(EXERCISE TASK):
Write the data out again in full, with no departure from the original.

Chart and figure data
-.-.-

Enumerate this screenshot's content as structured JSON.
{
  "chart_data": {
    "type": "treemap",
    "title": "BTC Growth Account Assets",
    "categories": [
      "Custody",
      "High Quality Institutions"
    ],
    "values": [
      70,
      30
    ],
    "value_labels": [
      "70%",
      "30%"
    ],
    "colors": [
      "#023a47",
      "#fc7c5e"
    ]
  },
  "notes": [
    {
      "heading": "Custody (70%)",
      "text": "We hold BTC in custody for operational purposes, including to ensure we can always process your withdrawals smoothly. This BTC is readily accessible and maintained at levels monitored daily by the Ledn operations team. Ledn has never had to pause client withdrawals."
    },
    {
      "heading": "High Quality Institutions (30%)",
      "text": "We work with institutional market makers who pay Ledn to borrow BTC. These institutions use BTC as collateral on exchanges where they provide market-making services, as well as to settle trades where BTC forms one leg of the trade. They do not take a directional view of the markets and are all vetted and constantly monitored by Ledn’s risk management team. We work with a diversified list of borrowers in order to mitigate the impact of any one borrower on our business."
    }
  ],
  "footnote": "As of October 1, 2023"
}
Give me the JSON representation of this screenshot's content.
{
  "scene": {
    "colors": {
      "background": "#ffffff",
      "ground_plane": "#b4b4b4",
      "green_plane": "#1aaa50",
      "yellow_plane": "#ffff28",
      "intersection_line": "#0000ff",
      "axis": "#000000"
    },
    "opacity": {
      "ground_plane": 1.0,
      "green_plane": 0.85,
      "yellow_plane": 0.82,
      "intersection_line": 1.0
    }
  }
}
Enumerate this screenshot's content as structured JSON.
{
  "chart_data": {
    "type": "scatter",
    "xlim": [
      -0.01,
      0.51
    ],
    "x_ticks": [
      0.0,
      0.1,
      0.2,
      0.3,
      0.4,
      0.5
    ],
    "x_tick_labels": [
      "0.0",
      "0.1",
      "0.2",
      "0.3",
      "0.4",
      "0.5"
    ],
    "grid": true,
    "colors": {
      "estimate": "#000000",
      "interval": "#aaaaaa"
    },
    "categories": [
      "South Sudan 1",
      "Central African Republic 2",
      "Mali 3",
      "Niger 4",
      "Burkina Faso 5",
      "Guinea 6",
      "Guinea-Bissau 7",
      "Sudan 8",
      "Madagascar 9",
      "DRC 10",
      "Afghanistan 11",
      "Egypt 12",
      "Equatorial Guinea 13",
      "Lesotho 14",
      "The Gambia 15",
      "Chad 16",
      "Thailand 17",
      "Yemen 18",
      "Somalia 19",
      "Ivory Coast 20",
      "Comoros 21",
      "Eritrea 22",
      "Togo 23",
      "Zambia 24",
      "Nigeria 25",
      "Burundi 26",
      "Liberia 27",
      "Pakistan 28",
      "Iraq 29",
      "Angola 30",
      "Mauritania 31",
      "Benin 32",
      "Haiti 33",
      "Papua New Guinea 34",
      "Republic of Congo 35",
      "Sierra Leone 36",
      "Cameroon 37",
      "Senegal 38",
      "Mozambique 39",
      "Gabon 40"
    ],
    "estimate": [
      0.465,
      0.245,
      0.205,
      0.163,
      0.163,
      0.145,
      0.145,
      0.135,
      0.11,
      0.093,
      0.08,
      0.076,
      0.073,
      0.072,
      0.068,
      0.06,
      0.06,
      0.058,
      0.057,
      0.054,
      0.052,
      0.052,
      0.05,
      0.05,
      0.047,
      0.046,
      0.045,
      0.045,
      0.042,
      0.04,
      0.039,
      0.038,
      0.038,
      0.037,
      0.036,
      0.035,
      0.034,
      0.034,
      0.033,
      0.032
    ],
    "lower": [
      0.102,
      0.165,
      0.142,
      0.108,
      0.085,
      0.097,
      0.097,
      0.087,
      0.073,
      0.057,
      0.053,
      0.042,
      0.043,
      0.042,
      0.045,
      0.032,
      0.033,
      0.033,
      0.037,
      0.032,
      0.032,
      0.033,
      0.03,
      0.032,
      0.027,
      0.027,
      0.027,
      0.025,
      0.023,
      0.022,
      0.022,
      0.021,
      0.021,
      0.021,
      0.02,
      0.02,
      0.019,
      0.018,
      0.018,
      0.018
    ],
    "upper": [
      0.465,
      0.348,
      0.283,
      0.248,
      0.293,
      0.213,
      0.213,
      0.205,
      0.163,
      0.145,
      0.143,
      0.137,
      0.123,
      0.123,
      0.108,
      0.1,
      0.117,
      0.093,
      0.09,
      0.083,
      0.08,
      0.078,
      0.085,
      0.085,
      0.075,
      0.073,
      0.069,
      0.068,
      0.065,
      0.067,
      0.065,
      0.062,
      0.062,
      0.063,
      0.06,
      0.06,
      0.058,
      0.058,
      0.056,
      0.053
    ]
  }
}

-.-.-

(SOLUTION TO THIS PROBLEM):
Enumerate this screenshot's content as structured JSON.
{
  "chart_data": {
    "type": "treemap",
    "title": "BTC Growth Account Assets",
    "categories": [
      "Custody",
      "High Quality Institutions"
    ],
    "values": [
      70,
      30
    ],
    "value_labels": [
      "70%",
      "30%"
    ],
    "colors": [
      "#023a47",
      "#fc7c5e"
    ]
  },
  "notes": [
    {
      "heading": "Custody (70%)",
      "text": "We hold BTC in custody for operational purposes, including to ensure we can always process your withdrawals smoothly. This BTC is readily accessible and maintained at levels monitored daily by the Ledn operations team. Ledn has never had to pause client withdrawals."
    },
    {
      "heading": "High Quality Institutions (30%)",
      "text": "We work with institutional market makers who pay Ledn to borrow BTC. These institutions use BTC as collateral on exchanges where they provide market-making services, as well as to settle trades where BTC forms one leg of the trade. They do not take a directional view of the markets and are all vetted and constantly monitored by Ledn’s risk management team. We work with a diversified list of borrowers in order to mitigate the impact of any one borrower on our business."
    }
  ],
  "footnote": "As of October 1, 2023"
}
Give me the JSON representation of this screenshot's content.
{
  "scene": {
    "colors": {
      "background": "#ffffff",
      "ground_plane": "#b4b4b4",
      "green_plane": "#1aaa50",
      "yellow_plane": "#ffff28",
      "intersection_line": "#0000ff",
      "axis": "#000000"
    },
    "opacity": {
      "ground_plane": 1.0,
      "green_plane": 0.85,
      "yellow_plane": 0.82,
      "intersection_line": 1.0
    }
  }
}
Enumerate this screenshot's content as structured JSON.
{
  "chart_data": {
    "type": "scatter",
    "xlim": [
      -0.01,
      0.51
    ],
    "x_ticks": [
      0.0,
      0.1,
      0.2,
      0.3,
      0.4,
      0.5
    ],
    "x_tick_labels": [
      "0.0",
      "0.1",
      "0.2",
      "0.3",
      "0.4",
      "0.5"
    ],
    "grid": true,
    "colors": {
      "estimate": "#000000",
      "interval": "#aaaaaa"
    },
    "categories": [
      "South Sudan 1",
      "Central African Republic 2",
      "Mali 3",
      "Niger 4",
      "Burkina Faso 5",
      "Guinea 6",
      "Guinea-Bissau 7",
      "Sudan 8",
      "Madagascar 9",
      "DRC 10",
      "Afghanistan 11",
      "Egypt 12",
      "Equatorial Guinea 13",
      "Lesotho 14",
      "The Gambia 15",
      "Chad 16",
      "Thailand 17",
      "Yemen 18",
      "Somalia 19",
      "Ivory Coast 20",
      "Comoros 21",
      "Eritrea 22",
      "Togo 23",
      "Zambia 24",
      "Nigeria 25",
      "Burundi 26",
      "Liberia 27",
      "Pakistan 28",
      "Iraq 29",
      "Angola 30",
      "Mauritania 31",
      "Benin 32",
      "Haiti 33",
      "Papua New Guinea 34",
      "Republic of Congo 35",
      "Sierra Leone 36",
      "Cameroon 37",
      "Senegal 38",
      "Mozambique 39",
      "Gabon 40"
    ],
    "estimate": [
      0.465,
      0.245,
      0.205,
      0.163,
      0.163,
      0.145,
      0.145,
      0.135,
      0.11,
      0.093,
      0.08,
      0.076,
      0.073,
      0.072,
      0.068,
      0.06,
      0.06,
      0.058,
      0.057,
      0.054,
      0.052,
      0.052,
      0.05,
      0.05,
      0.047,
      0.046,
      0.045,
      0.045,
      0.042,
      0.04,
      0.039,
      0.038,
      0.038,
      0.037,
      0.036,
      0.035,
      0.034,
      0.034,
      0.033,
      0.032
    ],
    "lower": [
      0.102,
      0.165,
      0.142,
      0.108,
      0.085,
      0.097,
      0.097,
      0.087,
      0.073,
      0.057,
      0.053,
      0.042,
      0.043,
      0.042,
      0.045,
      0.032,
      0.033,
      0.033,
      0.037,
      0.032,
      0.032,
      0.033,
      0.03,
      0.032,
      0.027,
      0.027,
      0.027,
      0.025,
      0.023,
      0.022,
      0.022,
      0.021,
      0.021,
      0.021,
      0.02,
      0.02,
      0.019,
      0.018,
      0.018,
      0.018
    ],
    "upper": [
      0.465,
      0.348,
      0.283,
      0.248,
      0.293,
      0.213,
      0.213,
      0.205,
      0.163,
      0.145,
      0.143,
      0.137,
      0.123,
      0.123,
      0.108,
      0.1,
      0.117,
      0.093,
      0.09,
      0.083,
      0.08,
      0.078,
      0.085,
      0.085,
      0.075,
      0.073,
      0.069,
      0.068,
      0.065,
      0.067,
      0.065,
      0.062,
      0.062,
      0.063,
      0.06,
      0.06,
      0.058,
      0.058,
      0.056,
      0.053
    ]
  }
}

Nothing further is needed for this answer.